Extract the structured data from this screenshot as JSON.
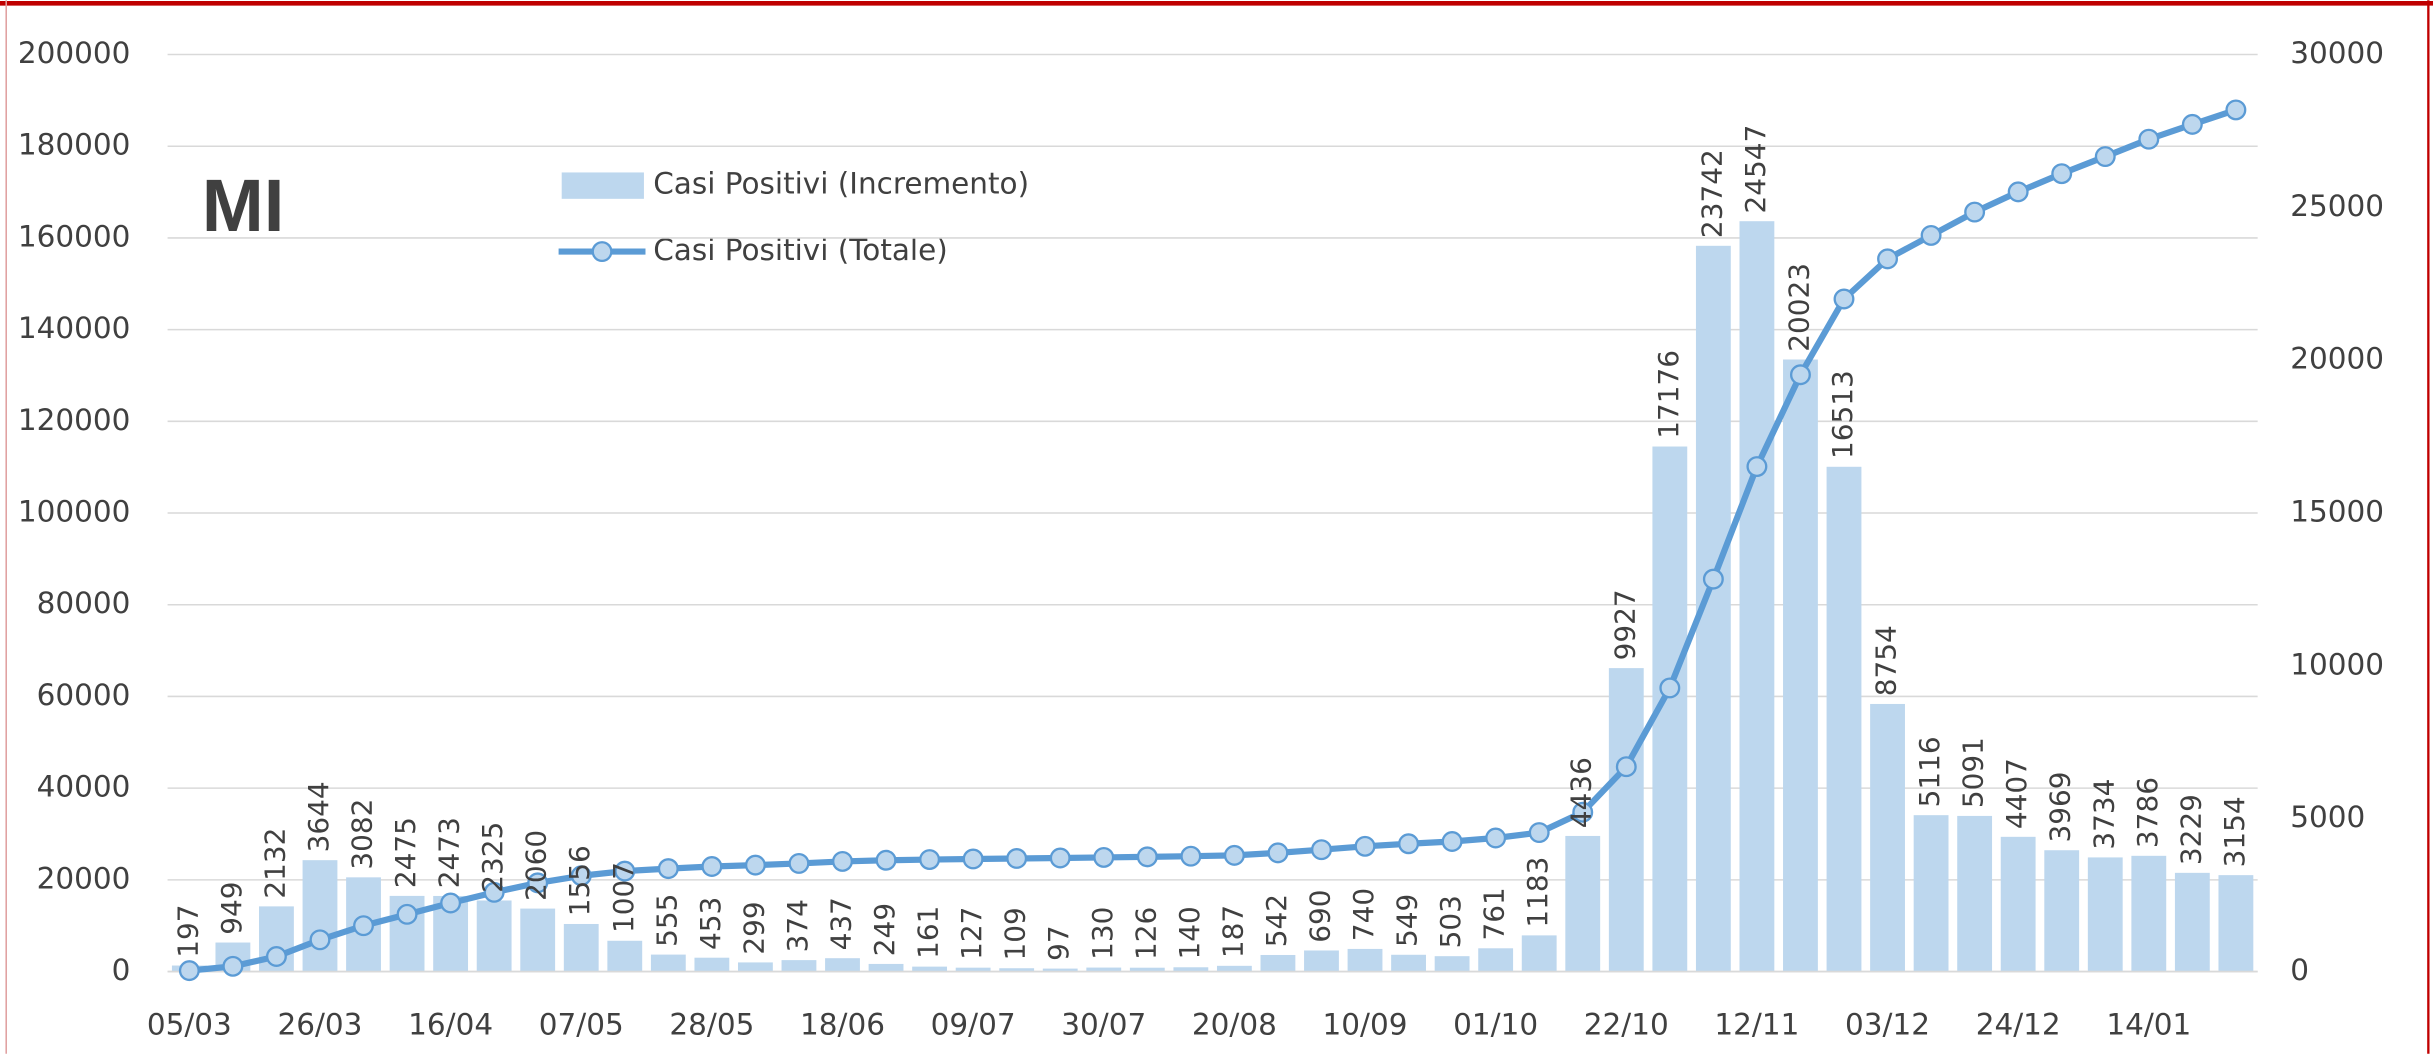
{
  "chart_data": {
    "type": "bar_line",
    "title": "MI",
    "categories": [
      "05/03",
      null,
      null,
      "26/03",
      null,
      null,
      "16/04",
      null,
      null,
      "07/05",
      null,
      null,
      "28/05",
      null,
      null,
      "18/06",
      null,
      null,
      "09/07",
      null,
      null,
      "30/07",
      null,
      null,
      "20/08",
      null,
      null,
      "10/09",
      null,
      null,
      "01/10",
      null,
      null,
      "22/10",
      null,
      null,
      "12/11",
      null,
      null,
      "03/12",
      null,
      null,
      "24/12",
      null,
      null,
      "14/01",
      null,
      null
    ],
    "series": [
      {
        "name": "Casi Positivi (Incremento)",
        "color": "#bdd7ee",
        "axis": "y2",
        "values": [
          197,
          949,
          2132,
          3644,
          3082,
          2475,
          2473,
          2325,
          2060,
          1556,
          1007,
          555,
          453,
          299,
          374,
          437,
          249,
          161,
          127,
          109,
          97,
          130,
          126,
          140,
          187,
          542,
          690,
          740,
          549,
          503,
          761,
          1183,
          4436,
          9927,
          17176,
          23742,
          24547,
          20023,
          16513,
          8754,
          5116,
          5091,
          4407,
          3969,
          3734,
          3786,
          3229,
          3154
        ]
      },
      {
        "name": "Casi Positivi (Totale)",
        "color": "#5b9bd5",
        "marker_fill": "#bdd7ee",
        "axis": "y",
        "values": [
          197,
          1146,
          3278,
          6922,
          10004,
          12479,
          14952,
          17277,
          19337,
          20893,
          21900,
          22455,
          22908,
          23207,
          23581,
          24018,
          24267,
          24428,
          24555,
          24664,
          24761,
          24891,
          25017,
          25157,
          25344,
          25886,
          26576,
          27316,
          27865,
          28368,
          29129,
          30312,
          34748,
          44675,
          61851,
          85593,
          110140,
          130163,
          146676,
          155430,
          160546,
          165637,
          170044,
          174013,
          177747,
          181533,
          184762,
          187916
        ]
      }
    ],
    "ylim": [
      0,
      200000
    ],
    "yticks": [
      0,
      20000,
      40000,
      60000,
      80000,
      100000,
      120000,
      140000,
      160000,
      180000,
      200000
    ],
    "y2lim": [
      0,
      30000
    ],
    "y2ticks": [
      0,
      5000,
      10000,
      15000,
      20000,
      25000,
      30000
    ],
    "grid": true
  }
}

Short problem — Repeat all of the entries word for word, but omit the pictures.

Answer for this exercise —
Extract the structured data from this screenshot as JSON.
{
  "chart_data": {
    "type": "bar_line",
    "title": "MI",
    "categories": [
      "05/03",
      null,
      null,
      "26/03",
      null,
      null,
      "16/04",
      null,
      null,
      "07/05",
      null,
      null,
      "28/05",
      null,
      null,
      "18/06",
      null,
      null,
      "09/07",
      null,
      null,
      "30/07",
      null,
      null,
      "20/08",
      null,
      null,
      "10/09",
      null,
      null,
      "01/10",
      null,
      null,
      "22/10",
      null,
      null,
      "12/11",
      null,
      null,
      "03/12",
      null,
      null,
      "24/12",
      null,
      null,
      "14/01",
      null,
      null
    ],
    "series": [
      {
        "name": "Casi Positivi (Incremento)",
        "color": "#bdd7ee",
        "axis": "y2",
        "values": [
          197,
          949,
          2132,
          3644,
          3082,
          2475,
          2473,
          2325,
          2060,
          1556,
          1007,
          555,
          453,
          299,
          374,
          437,
          249,
          161,
          127,
          109,
          97,
          130,
          126,
          140,
          187,
          542,
          690,
          740,
          549,
          503,
          761,
          1183,
          4436,
          9927,
          17176,
          23742,
          24547,
          20023,
          16513,
          8754,
          5116,
          5091,
          4407,
          3969,
          3734,
          3786,
          3229,
          3154
        ]
      },
      {
        "name": "Casi Positivi (Totale)",
        "color": "#5b9bd5",
        "marker_fill": "#bdd7ee",
        "axis": "y",
        "values": [
          197,
          1146,
          3278,
          6922,
          10004,
          12479,
          14952,
          17277,
          19337,
          20893,
          21900,
          22455,
          22908,
          23207,
          23581,
          24018,
          24267,
          24428,
          24555,
          24664,
          24761,
          24891,
          25017,
          25157,
          25344,
          25886,
          26576,
          27316,
          27865,
          28368,
          29129,
          30312,
          34748,
          44675,
          61851,
          85593,
          110140,
          130163,
          146676,
          155430,
          160546,
          165637,
          170044,
          174013,
          177747,
          181533,
          184762,
          187916
        ]
      }
    ],
    "ylim": [
      0,
      200000
    ],
    "yticks": [
      0,
      20000,
      40000,
      60000,
      80000,
      100000,
      120000,
      140000,
      160000,
      180000,
      200000
    ],
    "y2lim": [
      0,
      30000
    ],
    "y2ticks": [
      0,
      5000,
      10000,
      15000,
      20000,
      25000,
      30000
    ],
    "grid": true
  }
}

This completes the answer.